- TASK GOAL: Go through the entries below and count the lines holding the word "кодом". Reply with only the number, please.

- DATASET RECORDS:
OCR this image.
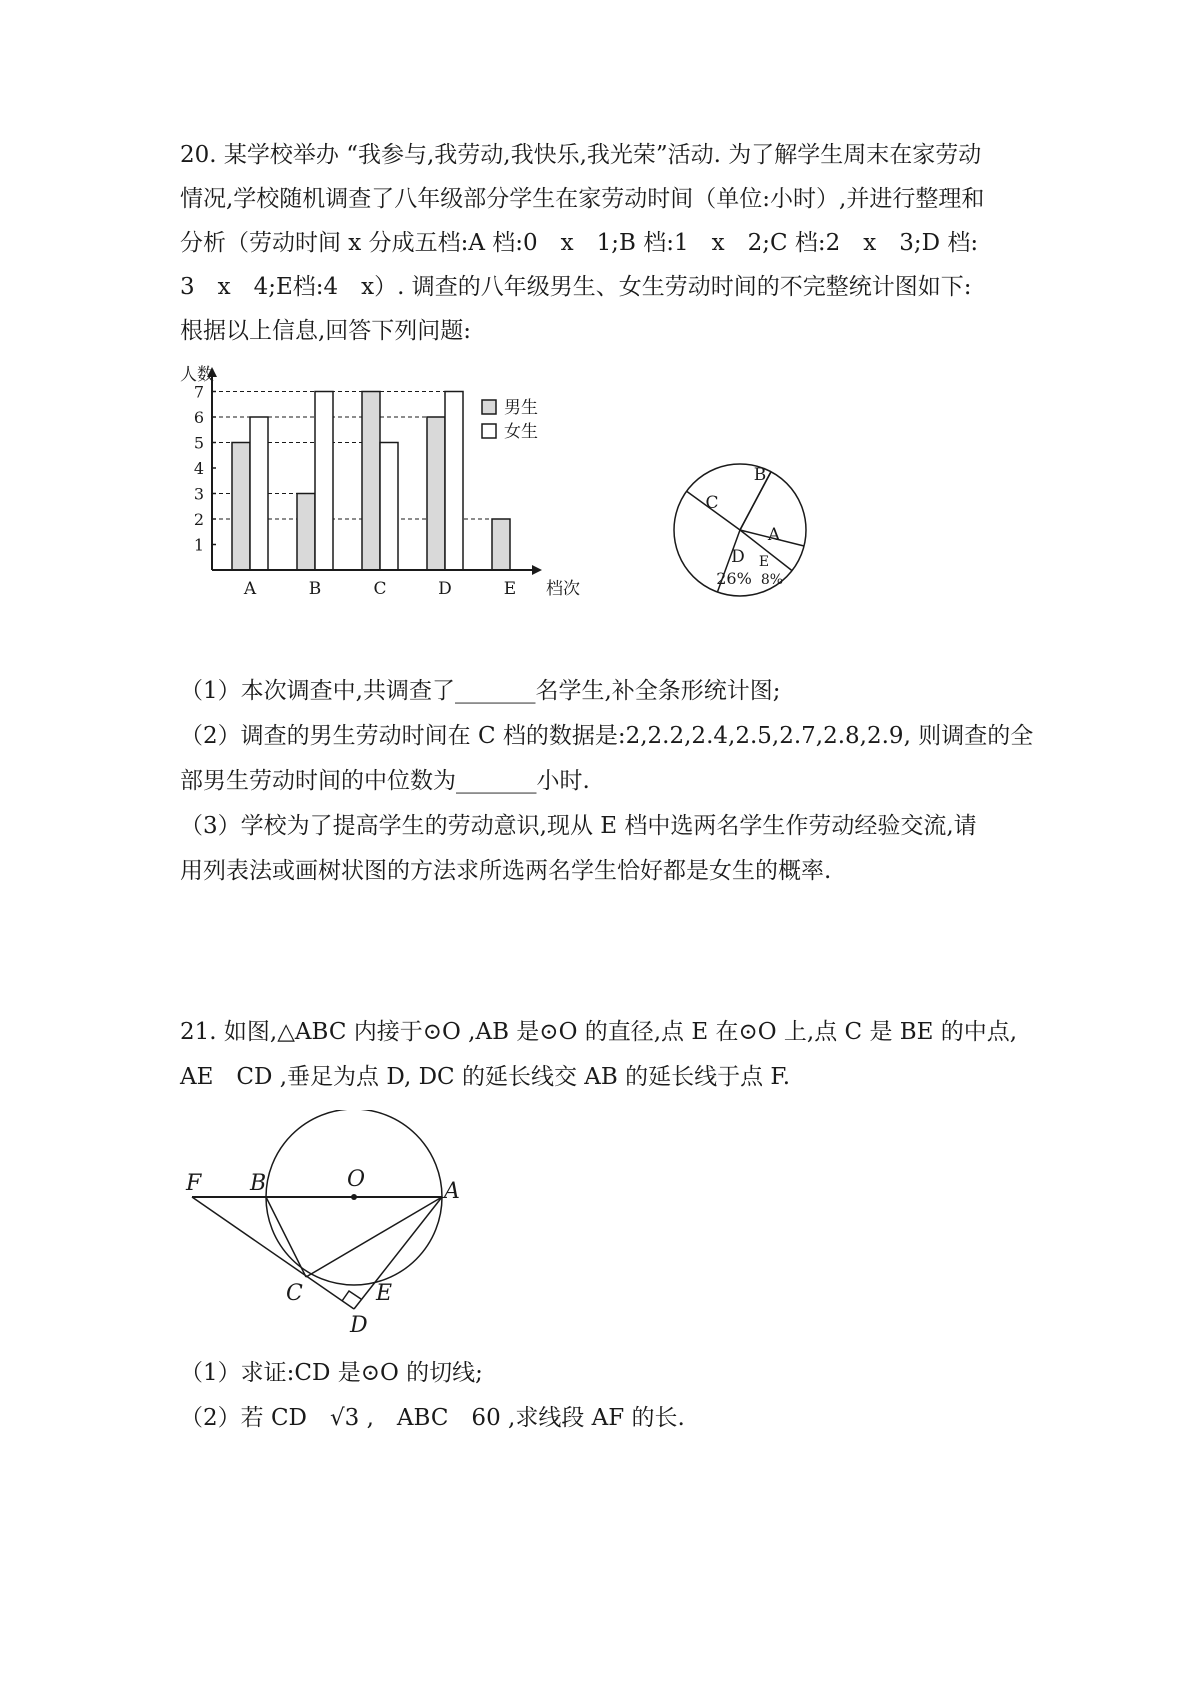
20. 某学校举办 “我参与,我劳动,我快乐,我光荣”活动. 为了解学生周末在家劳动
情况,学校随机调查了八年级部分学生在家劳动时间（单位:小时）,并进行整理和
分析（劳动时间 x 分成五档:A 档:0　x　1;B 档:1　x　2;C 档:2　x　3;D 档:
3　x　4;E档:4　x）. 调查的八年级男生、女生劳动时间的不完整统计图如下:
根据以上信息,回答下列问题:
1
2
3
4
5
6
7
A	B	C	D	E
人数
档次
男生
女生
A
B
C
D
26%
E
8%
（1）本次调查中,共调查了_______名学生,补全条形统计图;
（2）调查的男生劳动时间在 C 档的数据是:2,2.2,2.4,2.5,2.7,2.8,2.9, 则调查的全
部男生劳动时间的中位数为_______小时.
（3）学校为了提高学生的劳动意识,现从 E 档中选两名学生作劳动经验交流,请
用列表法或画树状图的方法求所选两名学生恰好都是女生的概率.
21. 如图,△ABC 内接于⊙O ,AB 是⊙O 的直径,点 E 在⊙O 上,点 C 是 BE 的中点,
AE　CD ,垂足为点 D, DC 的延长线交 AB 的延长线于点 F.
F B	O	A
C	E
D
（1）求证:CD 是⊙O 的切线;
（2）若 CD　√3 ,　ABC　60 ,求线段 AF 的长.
==
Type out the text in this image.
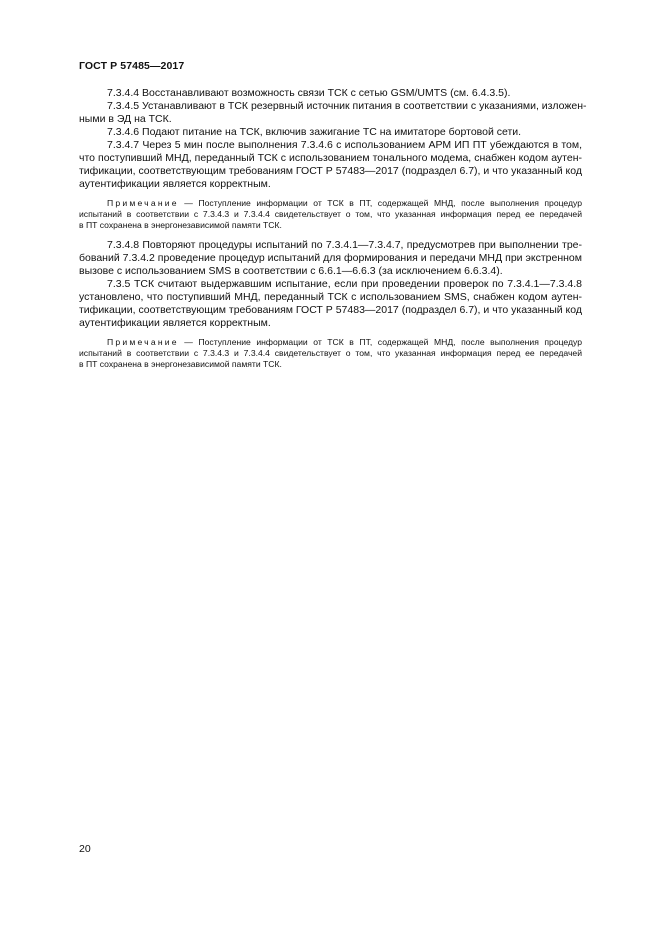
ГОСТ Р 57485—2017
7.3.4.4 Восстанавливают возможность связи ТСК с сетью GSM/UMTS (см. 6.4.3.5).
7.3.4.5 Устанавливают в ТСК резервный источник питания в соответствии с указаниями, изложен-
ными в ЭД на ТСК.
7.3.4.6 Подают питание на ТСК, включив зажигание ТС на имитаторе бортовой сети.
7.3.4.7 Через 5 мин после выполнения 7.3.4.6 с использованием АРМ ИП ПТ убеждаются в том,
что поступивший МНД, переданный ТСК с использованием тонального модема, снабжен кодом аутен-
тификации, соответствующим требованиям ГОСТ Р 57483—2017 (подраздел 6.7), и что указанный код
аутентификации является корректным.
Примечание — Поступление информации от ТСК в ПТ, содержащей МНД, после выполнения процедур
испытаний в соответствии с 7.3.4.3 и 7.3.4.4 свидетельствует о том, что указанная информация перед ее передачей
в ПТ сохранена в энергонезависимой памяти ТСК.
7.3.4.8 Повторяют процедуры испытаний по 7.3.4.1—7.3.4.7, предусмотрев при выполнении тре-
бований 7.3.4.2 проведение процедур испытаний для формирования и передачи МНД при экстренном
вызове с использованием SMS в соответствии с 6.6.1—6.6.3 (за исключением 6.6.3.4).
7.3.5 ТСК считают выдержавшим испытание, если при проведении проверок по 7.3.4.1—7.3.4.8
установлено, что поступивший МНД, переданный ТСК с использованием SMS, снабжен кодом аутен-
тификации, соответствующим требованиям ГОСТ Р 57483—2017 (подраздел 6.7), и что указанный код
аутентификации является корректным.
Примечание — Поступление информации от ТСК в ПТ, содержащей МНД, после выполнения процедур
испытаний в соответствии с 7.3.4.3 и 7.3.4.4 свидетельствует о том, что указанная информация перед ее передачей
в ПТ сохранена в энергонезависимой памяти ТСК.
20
--
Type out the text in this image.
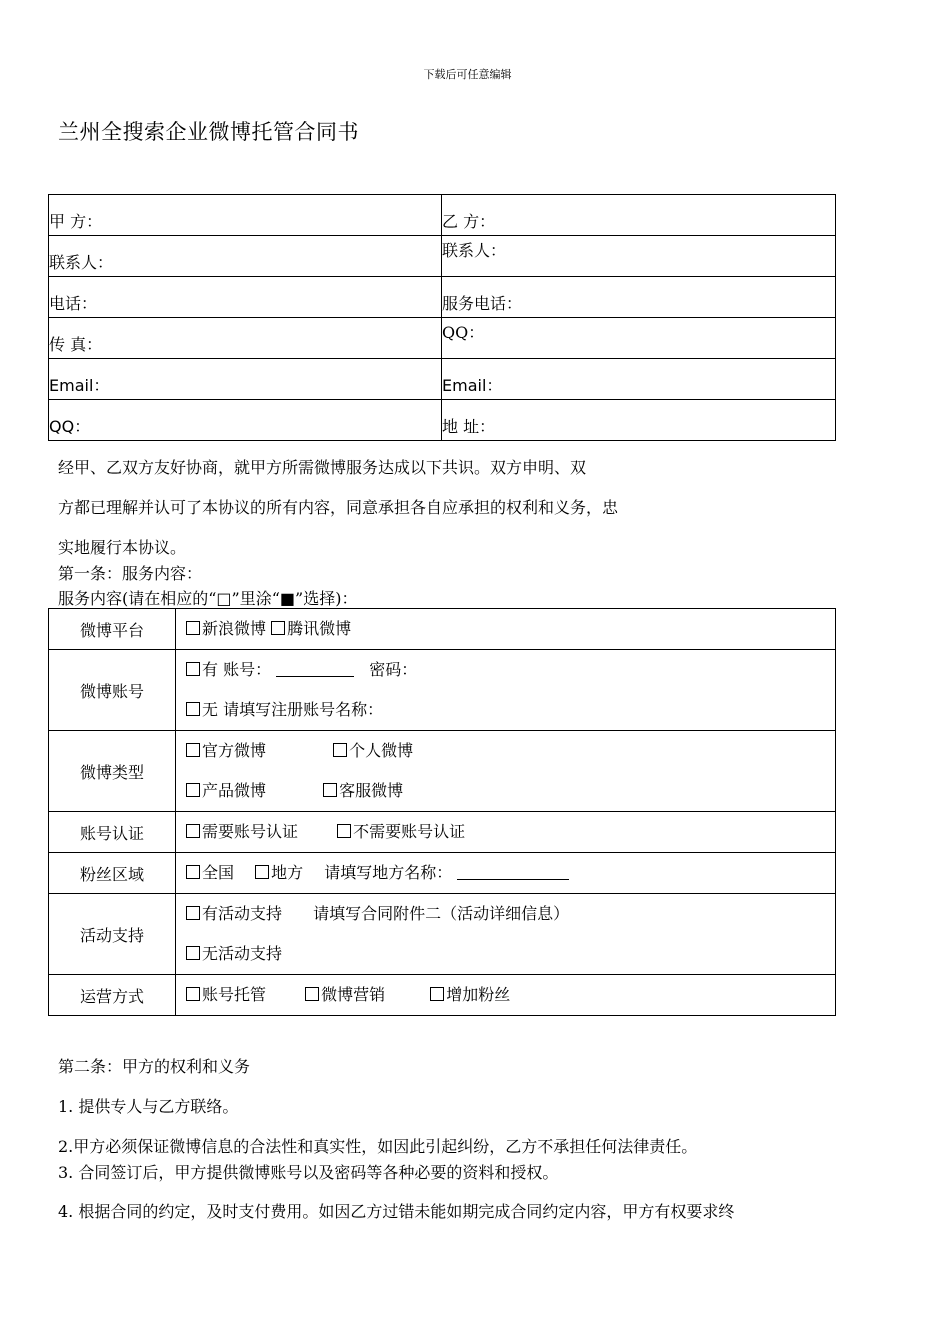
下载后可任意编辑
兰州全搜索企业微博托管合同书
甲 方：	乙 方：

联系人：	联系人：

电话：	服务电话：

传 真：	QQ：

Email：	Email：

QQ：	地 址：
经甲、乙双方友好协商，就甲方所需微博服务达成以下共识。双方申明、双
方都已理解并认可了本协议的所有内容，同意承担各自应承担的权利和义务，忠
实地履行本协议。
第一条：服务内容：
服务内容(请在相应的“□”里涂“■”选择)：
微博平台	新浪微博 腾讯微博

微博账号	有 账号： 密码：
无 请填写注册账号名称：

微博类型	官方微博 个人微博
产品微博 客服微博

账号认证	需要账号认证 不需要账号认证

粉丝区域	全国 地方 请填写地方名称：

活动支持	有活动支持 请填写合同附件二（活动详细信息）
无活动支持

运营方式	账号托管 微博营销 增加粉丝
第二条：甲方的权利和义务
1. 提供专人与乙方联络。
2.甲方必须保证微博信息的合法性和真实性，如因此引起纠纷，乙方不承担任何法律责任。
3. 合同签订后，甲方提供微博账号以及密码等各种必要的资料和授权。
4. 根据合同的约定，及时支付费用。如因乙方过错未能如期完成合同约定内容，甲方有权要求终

- TASK RESULT: 2